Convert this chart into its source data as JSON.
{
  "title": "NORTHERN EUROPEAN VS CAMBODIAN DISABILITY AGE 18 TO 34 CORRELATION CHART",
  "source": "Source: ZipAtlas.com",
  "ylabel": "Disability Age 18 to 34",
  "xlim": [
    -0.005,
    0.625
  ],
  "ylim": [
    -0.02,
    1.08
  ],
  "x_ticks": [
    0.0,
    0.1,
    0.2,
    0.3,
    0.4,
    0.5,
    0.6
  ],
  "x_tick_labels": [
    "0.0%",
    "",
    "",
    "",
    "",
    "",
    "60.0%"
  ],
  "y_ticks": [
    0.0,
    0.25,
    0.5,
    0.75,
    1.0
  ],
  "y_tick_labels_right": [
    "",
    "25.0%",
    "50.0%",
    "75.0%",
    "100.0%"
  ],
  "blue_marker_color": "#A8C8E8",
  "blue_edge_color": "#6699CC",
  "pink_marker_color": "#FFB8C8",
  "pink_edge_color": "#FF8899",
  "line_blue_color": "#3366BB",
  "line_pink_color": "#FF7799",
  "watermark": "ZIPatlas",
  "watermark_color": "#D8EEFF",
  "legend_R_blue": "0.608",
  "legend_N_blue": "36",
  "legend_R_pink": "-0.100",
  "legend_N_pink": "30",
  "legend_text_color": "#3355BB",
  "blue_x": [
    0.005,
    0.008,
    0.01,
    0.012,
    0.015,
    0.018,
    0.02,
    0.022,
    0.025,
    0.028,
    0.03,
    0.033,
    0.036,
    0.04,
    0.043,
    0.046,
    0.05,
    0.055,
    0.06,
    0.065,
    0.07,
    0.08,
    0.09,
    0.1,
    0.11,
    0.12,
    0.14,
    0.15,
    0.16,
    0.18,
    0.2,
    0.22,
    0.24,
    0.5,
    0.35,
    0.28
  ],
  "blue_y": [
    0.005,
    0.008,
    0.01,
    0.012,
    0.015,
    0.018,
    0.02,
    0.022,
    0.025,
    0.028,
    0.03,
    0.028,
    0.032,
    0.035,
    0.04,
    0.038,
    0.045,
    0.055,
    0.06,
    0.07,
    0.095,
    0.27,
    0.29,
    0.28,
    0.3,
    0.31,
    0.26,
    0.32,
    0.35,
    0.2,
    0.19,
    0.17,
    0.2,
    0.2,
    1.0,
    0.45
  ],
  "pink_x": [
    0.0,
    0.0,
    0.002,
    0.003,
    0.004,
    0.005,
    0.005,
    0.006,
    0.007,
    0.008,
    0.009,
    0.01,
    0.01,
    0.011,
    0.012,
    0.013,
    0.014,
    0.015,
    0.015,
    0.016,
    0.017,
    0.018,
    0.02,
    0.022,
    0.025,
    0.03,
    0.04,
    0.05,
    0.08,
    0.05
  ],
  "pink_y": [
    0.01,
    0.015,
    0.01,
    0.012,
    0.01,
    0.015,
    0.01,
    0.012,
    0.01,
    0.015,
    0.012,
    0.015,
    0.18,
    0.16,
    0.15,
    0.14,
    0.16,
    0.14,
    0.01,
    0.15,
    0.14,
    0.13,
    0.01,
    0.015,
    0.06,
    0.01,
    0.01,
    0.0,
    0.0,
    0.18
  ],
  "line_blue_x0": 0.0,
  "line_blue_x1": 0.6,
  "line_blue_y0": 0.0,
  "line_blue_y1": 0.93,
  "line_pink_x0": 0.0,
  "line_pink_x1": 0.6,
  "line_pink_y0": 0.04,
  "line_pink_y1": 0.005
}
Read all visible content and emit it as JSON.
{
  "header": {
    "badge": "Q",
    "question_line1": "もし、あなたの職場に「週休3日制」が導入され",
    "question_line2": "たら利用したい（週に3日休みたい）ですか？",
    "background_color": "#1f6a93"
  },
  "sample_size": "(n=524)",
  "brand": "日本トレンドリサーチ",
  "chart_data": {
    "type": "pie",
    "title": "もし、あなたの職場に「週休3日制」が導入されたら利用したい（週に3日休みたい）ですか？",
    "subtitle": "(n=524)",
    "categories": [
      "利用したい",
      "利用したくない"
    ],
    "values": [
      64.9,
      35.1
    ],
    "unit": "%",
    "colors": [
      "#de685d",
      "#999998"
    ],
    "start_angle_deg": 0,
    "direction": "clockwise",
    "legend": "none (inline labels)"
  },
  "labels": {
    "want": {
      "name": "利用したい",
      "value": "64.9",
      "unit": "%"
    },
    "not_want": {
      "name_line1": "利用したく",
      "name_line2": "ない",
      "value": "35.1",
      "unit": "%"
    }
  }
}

#### What is asked
Reproduce the records word for word.

#### Result of this exercise
Convert this chart into its source data as JSON.
{
  "title": "NORTHERN EUROPEAN VS CAMBODIAN DISABILITY AGE 18 TO 34 CORRELATION CHART",
  "source": "Source: ZipAtlas.com",
  "ylabel": "Disability Age 18 to 34",
  "xlim": [
    -0.005,
    0.625
  ],
  "ylim": [
    -0.02,
    1.08
  ],
  "x_ticks": [
    0.0,
    0.1,
    0.2,
    0.3,
    0.4,
    0.5,
    0.6
  ],
  "x_tick_labels": [
    "0.0%",
    "",
    "",
    "",
    "",
    "",
    "60.0%"
  ],
  "y_ticks": [
    0.0,
    0.25,
    0.5,
    0.75,
    1.0
  ],
  "y_tick_labels_right": [
    "",
    "25.0%",
    "50.0%",
    "75.0%",
    "100.0%"
  ],
  "blue_marker_color": "#A8C8E8",
  "blue_edge_color": "#6699CC",
  "pink_marker_color": "#FFB8C8",
  "pink_edge_color": "#FF8899",
  "line_blue_color": "#3366BB",
  "line_pink_color": "#FF7799",
  "watermark": "ZIPatlas",
  "watermark_color": "#D8EEFF",
  "legend_R_blue": "0.608",
  "legend_N_blue": "36",
  "legend_R_pink": "-0.100",
  "legend_N_pink": "30",
  "legend_text_color": "#3355BB",
  "blue_x": [
    0.005,
    0.008,
    0.01,
    0.012,
    0.015,
    0.018,
    0.02,
    0.022,
    0.025,
    0.028,
    0.03,
    0.033,
    0.036,
    0.04,
    0.043,
    0.046,
    0.05,
    0.055,
    0.06,
    0.065,
    0.07,
    0.08,
    0.09,
    0.1,
    0.11,
    0.12,
    0.14,
    0.15,
    0.16,
    0.18,
    0.2,
    0.22,
    0.24,
    0.5,
    0.35,
    0.28
  ],
  "blue_y": [
    0.005,
    0.008,
    0.01,
    0.012,
    0.015,
    0.018,
    0.02,
    0.022,
    0.025,
    0.028,
    0.03,
    0.028,
    0.032,
    0.035,
    0.04,
    0.038,
    0.045,
    0.055,
    0.06,
    0.07,
    0.095,
    0.27,
    0.29,
    0.28,
    0.3,
    0.31,
    0.26,
    0.32,
    0.35,
    0.2,
    0.19,
    0.17,
    0.2,
    0.2,
    1.0,
    0.45
  ],
  "pink_x": [
    0.0,
    0.0,
    0.002,
    0.003,
    0.004,
    0.005,
    0.005,
    0.006,
    0.007,
    0.008,
    0.009,
    0.01,
    0.01,
    0.011,
    0.012,
    0.013,
    0.014,
    0.015,
    0.015,
    0.016,
    0.017,
    0.018,
    0.02,
    0.022,
    0.025,
    0.03,
    0.04,
    0.05,
    0.08,
    0.05
  ],
  "pink_y": [
    0.01,
    0.015,
    0.01,
    0.012,
    0.01,
    0.015,
    0.01,
    0.012,
    0.01,
    0.015,
    0.012,
    0.015,
    0.18,
    0.16,
    0.15,
    0.14,
    0.16,
    0.14,
    0.01,
    0.15,
    0.14,
    0.13,
    0.01,
    0.015,
    0.06,
    0.01,
    0.01,
    0.0,
    0.0,
    0.18
  ],
  "line_blue_x0": 0.0,
  "line_blue_x1": 0.6,
  "line_blue_y0": 0.0,
  "line_blue_y1": 0.93,
  "line_pink_x0": 0.0,
  "line_pink_x1": 0.6,
  "line_pink_y0": 0.04,
  "line_pink_y1": 0.005
}
Read all visible content and emit it as JSON.
{
  "header": {
    "badge": "Q",
    "question_line1": "もし、あなたの職場に「週休3日制」が導入され",
    "question_line2": "たら利用したい（週に3日休みたい）ですか？",
    "background_color": "#1f6a93"
  },
  "sample_size": "(n=524)",
  "brand": "日本トレンドリサーチ",
  "chart_data": {
    "type": "pie",
    "title": "もし、あなたの職場に「週休3日制」が導入されたら利用したい（週に3日休みたい）ですか？",
    "subtitle": "(n=524)",
    "categories": [
      "利用したい",
      "利用したくない"
    ],
    "values": [
      64.9,
      35.1
    ],
    "unit": "%",
    "colors": [
      "#de685d",
      "#999998"
    ],
    "start_angle_deg": 0,
    "direction": "clockwise",
    "legend": "none (inline labels)"
  },
  "labels": {
    "want": {
      "name": "利用したい",
      "value": "64.9",
      "unit": "%"
    },
    "not_want": {
      "name_line1": "利用したく",
      "name_line2": "ない",
      "value": "35.1",
      "unit": "%"
    }
  }
}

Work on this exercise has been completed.